PROBLEM DESCRIPTION: Below are entries to be transcribed exactly; exclude the pictures from the copy.

□ □ □ □ □

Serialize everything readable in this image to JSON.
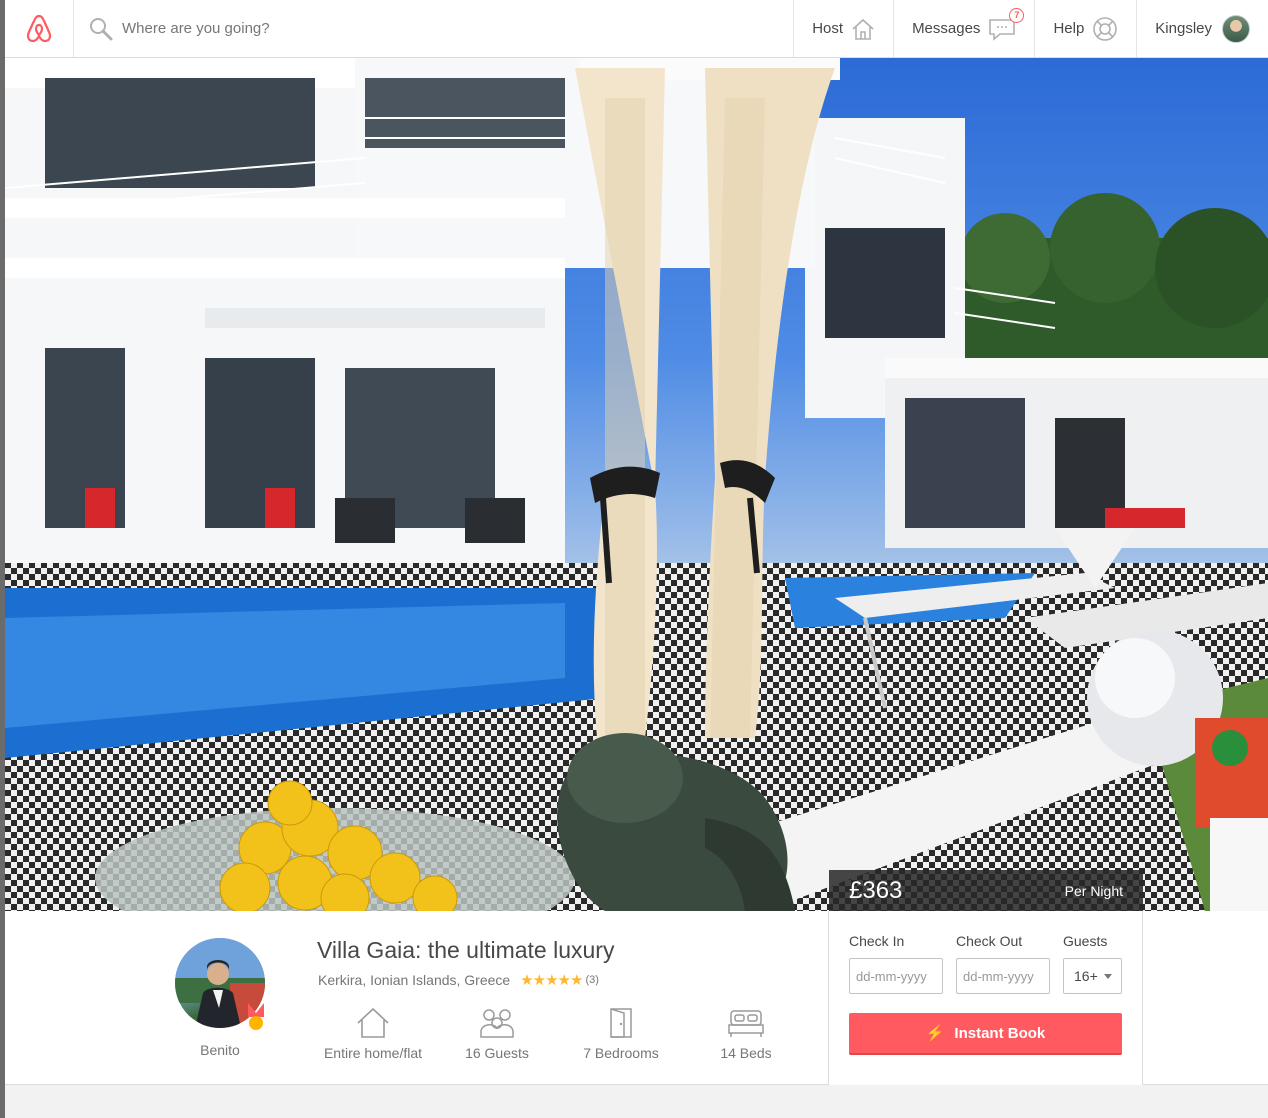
{
  "header": {
    "search_placeholder": "Where are you going?",
    "nav": {
      "host": "Host",
      "messages": "Messages",
      "messages_count": "7",
      "help": "Help",
      "user": "Kingsley"
    }
  },
  "listing": {
    "price": "£363",
    "price_unit": "Per Night",
    "title": "Villa Gaia: the ultimate luxury",
    "location": "Kerkira, Ionian Islands, Greece",
    "rating_stars": "★★★★★",
    "review_count": "(3)",
    "host_name": "Benito",
    "amenities": {
      "type": "Entire home/flat",
      "guests": "16 Guests",
      "bedrooms": "7 Bedrooms",
      "beds": "14 Beds"
    }
  },
  "booking": {
    "check_in_label": "Check In",
    "check_out_label": "Check Out",
    "guests_label": "Guests",
    "date_placeholder": "dd-mm-yyyy",
    "guests_value": "16+",
    "instant_book": "Instant Book"
  },
  "colors": {
    "brand": "#ff5a5f",
    "star": "#fdb833",
    "bolt": "#ffb400"
  }
}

□ □ □ □ □

PROBLEM SOLUTION:
Serialize everything readable in this image to JSON.
{
  "header": {
    "search_placeholder": "Where are you going?",
    "nav": {
      "host": "Host",
      "messages": "Messages",
      "messages_count": "7",
      "help": "Help",
      "user": "Kingsley"
    }
  },
  "listing": {
    "price": "£363",
    "price_unit": "Per Night",
    "title": "Villa Gaia: the ultimate luxury",
    "location": "Kerkira, Ionian Islands, Greece",
    "rating_stars": "★★★★★",
    "review_count": "(3)",
    "host_name": "Benito",
    "amenities": {
      "type": "Entire home/flat",
      "guests": "16 Guests",
      "bedrooms": "7 Bedrooms",
      "beds": "14 Beds"
    }
  },
  "booking": {
    "check_in_label": "Check In",
    "check_out_label": "Check Out",
    "guests_label": "Guests",
    "date_placeholder": "dd-mm-yyyy",
    "guests_value": "16+",
    "instant_book": "Instant Book"
  },
  "colors": {
    "brand": "#ff5a5f",
    "star": "#fdb833",
    "bolt": "#ffb400"
  }
}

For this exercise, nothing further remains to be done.